[Data records]
>>>

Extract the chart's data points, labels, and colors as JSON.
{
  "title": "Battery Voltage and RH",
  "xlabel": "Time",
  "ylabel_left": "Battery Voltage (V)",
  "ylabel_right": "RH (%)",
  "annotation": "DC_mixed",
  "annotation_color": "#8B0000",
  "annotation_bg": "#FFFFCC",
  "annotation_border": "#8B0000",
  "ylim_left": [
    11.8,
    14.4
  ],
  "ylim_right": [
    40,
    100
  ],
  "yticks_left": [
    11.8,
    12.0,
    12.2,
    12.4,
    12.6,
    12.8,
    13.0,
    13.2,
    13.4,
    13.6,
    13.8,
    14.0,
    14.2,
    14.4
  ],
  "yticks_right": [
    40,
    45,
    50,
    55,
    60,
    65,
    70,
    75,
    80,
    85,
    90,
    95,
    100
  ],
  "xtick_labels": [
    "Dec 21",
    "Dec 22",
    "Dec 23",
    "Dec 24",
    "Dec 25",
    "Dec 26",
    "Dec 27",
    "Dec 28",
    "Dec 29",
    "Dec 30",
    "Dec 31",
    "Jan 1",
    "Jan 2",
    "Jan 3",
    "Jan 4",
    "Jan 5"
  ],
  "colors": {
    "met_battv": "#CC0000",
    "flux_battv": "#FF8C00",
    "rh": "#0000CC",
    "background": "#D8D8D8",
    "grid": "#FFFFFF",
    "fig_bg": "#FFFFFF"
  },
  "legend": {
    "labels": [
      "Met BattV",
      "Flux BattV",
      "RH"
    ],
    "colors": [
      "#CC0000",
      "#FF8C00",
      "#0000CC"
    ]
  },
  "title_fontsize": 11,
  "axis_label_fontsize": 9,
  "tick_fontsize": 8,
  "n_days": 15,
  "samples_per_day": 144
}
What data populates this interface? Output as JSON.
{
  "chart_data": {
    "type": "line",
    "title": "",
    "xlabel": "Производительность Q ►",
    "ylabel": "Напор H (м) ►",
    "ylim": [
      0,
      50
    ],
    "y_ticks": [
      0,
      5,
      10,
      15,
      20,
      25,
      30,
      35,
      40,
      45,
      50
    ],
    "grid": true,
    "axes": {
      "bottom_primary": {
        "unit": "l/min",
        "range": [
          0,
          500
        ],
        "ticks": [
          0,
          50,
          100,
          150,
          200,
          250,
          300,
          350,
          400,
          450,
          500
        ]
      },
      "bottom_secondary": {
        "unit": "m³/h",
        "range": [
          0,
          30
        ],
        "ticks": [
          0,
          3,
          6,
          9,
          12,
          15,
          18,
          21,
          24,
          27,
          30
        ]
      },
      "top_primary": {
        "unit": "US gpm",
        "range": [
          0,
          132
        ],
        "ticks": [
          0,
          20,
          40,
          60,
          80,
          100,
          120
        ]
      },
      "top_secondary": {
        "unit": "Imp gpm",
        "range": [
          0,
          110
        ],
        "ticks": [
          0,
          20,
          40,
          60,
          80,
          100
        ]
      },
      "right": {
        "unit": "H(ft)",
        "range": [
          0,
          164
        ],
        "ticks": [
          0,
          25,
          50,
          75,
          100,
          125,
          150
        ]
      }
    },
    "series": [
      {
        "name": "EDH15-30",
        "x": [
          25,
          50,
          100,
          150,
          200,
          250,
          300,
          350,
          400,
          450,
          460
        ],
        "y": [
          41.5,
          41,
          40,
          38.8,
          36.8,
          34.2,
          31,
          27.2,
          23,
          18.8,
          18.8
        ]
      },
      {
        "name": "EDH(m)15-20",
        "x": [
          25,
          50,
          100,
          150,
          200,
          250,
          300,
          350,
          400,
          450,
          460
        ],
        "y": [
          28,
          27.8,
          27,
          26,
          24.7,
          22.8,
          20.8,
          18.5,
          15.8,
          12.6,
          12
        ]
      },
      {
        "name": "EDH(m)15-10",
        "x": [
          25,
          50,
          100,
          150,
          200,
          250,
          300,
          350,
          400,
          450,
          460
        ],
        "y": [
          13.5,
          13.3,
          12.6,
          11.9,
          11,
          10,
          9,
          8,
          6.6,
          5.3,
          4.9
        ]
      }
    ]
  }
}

<<<

▶ _WHAT THIS TASK INVOLVES_
Repeat all entries. Match them exactly.

▶ _ANSWER FOR THIS EXERCISE_
Extract the chart's data points, labels, and colors as JSON.
{
  "title": "Battery Voltage and RH",
  "xlabel": "Time",
  "ylabel_left": "Battery Voltage (V)",
  "ylabel_right": "RH (%)",
  "annotation": "DC_mixed",
  "annotation_color": "#8B0000",
  "annotation_bg": "#FFFFCC",
  "annotation_border": "#8B0000",
  "ylim_left": [
    11.8,
    14.4
  ],
  "ylim_right": [
    40,
    100
  ],
  "yticks_left": [
    11.8,
    12.0,
    12.2,
    12.4,
    12.6,
    12.8,
    13.0,
    13.2,
    13.4,
    13.6,
    13.8,
    14.0,
    14.2,
    14.4
  ],
  "yticks_right": [
    40,
    45,
    50,
    55,
    60,
    65,
    70,
    75,
    80,
    85,
    90,
    95,
    100
  ],
  "xtick_labels": [
    "Dec 21",
    "Dec 22",
    "Dec 23",
    "Dec 24",
    "Dec 25",
    "Dec 26",
    "Dec 27",
    "Dec 28",
    "Dec 29",
    "Dec 30",
    "Dec 31",
    "Jan 1",
    "Jan 2",
    "Jan 3",
    "Jan 4",
    "Jan 5"
  ],
  "colors": {
    "met_battv": "#CC0000",
    "flux_battv": "#FF8C00",
    "rh": "#0000CC",
    "background": "#D8D8D8",
    "grid": "#FFFFFF",
    "fig_bg": "#FFFFFF"
  },
  "legend": {
    "labels": [
      "Met BattV",
      "Flux BattV",
      "RH"
    ],
    "colors": [
      "#CC0000",
      "#FF8C00",
      "#0000CC"
    ]
  },
  "title_fontsize": 11,
  "axis_label_fontsize": 9,
  "tick_fontsize": 8,
  "n_days": 15,
  "samples_per_day": 144
}
What data populates this interface? Output as JSON.
{
  "chart_data": {
    "type": "line",
    "title": "",
    "xlabel": "Производительность Q ►",
    "ylabel": "Напор H (м) ►",
    "ylim": [
      0,
      50
    ],
    "y_ticks": [
      0,
      5,
      10,
      15,
      20,
      25,
      30,
      35,
      40,
      45,
      50
    ],
    "grid": true,
    "axes": {
      "bottom_primary": {
        "unit": "l/min",
        "range": [
          0,
          500
        ],
        "ticks": [
          0,
          50,
          100,
          150,
          200,
          250,
          300,
          350,
          400,
          450,
          500
        ]
      },
      "bottom_secondary": {
        "unit": "m³/h",
        "range": [
          0,
          30
        ],
        "ticks": [
          0,
          3,
          6,
          9,
          12,
          15,
          18,
          21,
          24,
          27,
          30
        ]
      },
      "top_primary": {
        "unit": "US gpm",
        "range": [
          0,
          132
        ],
        "ticks": [
          0,
          20,
          40,
          60,
          80,
          100,
          120
        ]
      },
      "top_secondary": {
        "unit": "Imp gpm",
        "range": [
          0,
          110
        ],
        "ticks": [
          0,
          20,
          40,
          60,
          80,
          100
        ]
      },
      "right": {
        "unit": "H(ft)",
        "range": [
          0,
          164
        ],
        "ticks": [
          0,
          25,
          50,
          75,
          100,
          125,
          150
        ]
      }
    },
    "series": [
      {
        "name": "EDH15-30",
        "x": [
          25,
          50,
          100,
          150,
          200,
          250,
          300,
          350,
          400,
          450,
          460
        ],
        "y": [
          41.5,
          41,
          40,
          38.8,
          36.8,
          34.2,
          31,
          27.2,
          23,
          18.8,
          18.8
        ]
      },
      {
        "name": "EDH(m)15-20",
        "x": [
          25,
          50,
          100,
          150,
          200,
          250,
          300,
          350,
          400,
          450,
          460
        ],
        "y": [
          28,
          27.8,
          27,
          26,
          24.7,
          22.8,
          20.8,
          18.5,
          15.8,
          12.6,
          12
        ]
      },
      {
        "name": "EDH(m)15-10",
        "x": [
          25,
          50,
          100,
          150,
          200,
          250,
          300,
          350,
          400,
          450,
          460
        ],
        "y": [
          13.5,
          13.3,
          12.6,
          11.9,
          11,
          10,
          9,
          8,
          6.6,
          5.3,
          4.9
        ]
      }
    ]
  }
}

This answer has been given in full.